__What is asked__
The records below are to be quoted in full; please keep every word exact.

__Data records__

:::

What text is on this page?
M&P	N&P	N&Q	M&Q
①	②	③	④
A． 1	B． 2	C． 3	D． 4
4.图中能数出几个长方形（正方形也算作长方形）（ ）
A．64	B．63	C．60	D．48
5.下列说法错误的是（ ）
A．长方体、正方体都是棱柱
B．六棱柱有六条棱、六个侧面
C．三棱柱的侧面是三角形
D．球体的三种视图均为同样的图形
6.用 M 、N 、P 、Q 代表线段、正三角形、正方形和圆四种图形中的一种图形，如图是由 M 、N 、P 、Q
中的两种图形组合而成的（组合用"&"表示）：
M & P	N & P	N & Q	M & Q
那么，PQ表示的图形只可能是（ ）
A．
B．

:::

__Answer for the task__
What text is on this page?
M&P	N&P	N&Q	M&Q
①	②	③	④
A． 1	B． 2	C． 3	D． 4
4.图中能数出几个长方形（正方形也算作长方形）（ ）
A．64	B．63	C．60	D．48
5.下列说法错误的是（ ）
A．长方体、正方体都是棱柱
B．六棱柱有六条棱、六个侧面
C．三棱柱的侧面是三角形
D．球体的三种视图均为同样的图形
6.用 M 、N 、P 、Q 代表线段、正三角形、正方形和圆四种图形中的一种图形，如图是由 M 、N 、P 、Q
中的两种图形组合而成的（组合用"&"表示）：
M & P	N & P	N & Q	M & Q
那么，PQ表示的图形只可能是（ ）
A．
B．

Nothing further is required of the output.